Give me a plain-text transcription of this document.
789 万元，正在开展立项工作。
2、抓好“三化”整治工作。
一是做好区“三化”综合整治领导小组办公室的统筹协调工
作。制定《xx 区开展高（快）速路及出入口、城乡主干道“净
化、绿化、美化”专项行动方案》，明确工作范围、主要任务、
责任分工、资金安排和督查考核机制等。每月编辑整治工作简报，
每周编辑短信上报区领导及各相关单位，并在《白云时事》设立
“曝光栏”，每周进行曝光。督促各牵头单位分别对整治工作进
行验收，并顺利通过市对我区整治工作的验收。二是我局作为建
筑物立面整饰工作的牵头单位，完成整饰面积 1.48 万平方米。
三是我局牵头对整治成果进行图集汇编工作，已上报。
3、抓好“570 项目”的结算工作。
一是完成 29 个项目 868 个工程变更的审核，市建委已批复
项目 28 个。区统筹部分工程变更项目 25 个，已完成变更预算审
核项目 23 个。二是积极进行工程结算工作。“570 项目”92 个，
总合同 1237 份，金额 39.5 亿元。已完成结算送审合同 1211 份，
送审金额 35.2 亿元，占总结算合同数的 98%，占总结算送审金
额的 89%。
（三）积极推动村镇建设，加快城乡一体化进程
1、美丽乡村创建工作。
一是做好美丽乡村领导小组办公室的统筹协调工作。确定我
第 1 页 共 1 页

WORK REQUIRED
Please reproduce all of the entries exactly as they stand.

OUTPUT BELOW
Give me a plain-text transcription of this document.
789 万元，正在开展立项工作。
2、抓好“三化”整治工作。
一是做好区“三化”综合整治领导小组办公室的统筹协调工
作。制定《xx 区开展高（快）速路及出入口、城乡主干道“净
化、绿化、美化”专项行动方案》，明确工作范围、主要任务、
责任分工、资金安排和督查考核机制等。每月编辑整治工作简报，
每周编辑短信上报区领导及各相关单位，并在《白云时事》设立
“曝光栏”，每周进行曝光。督促各牵头单位分别对整治工作进
行验收，并顺利通过市对我区整治工作的验收。二是我局作为建
筑物立面整饰工作的牵头单位，完成整饰面积 1.48 万平方米。
三是我局牵头对整治成果进行图集汇编工作，已上报。
3、抓好“570 项目”的结算工作。
一是完成 29 个项目 868 个工程变更的审核，市建委已批复
项目 28 个。区统筹部分工程变更项目 25 个，已完成变更预算审
核项目 23 个。二是积极进行工程结算工作。“570 项目”92 个，
总合同 1237 份，金额 39.5 亿元。已完成结算送审合同 1211 份，
送审金额 35.2 亿元，占总结算合同数的 98%，占总结算送审金
额的 89%。
（三）积极推动村镇建设，加快城乡一体化进程
1、美丽乡村创建工作。
一是做好美丽乡村领导小组办公室的统筹协调工作。确定我
第 1 页 共 1 页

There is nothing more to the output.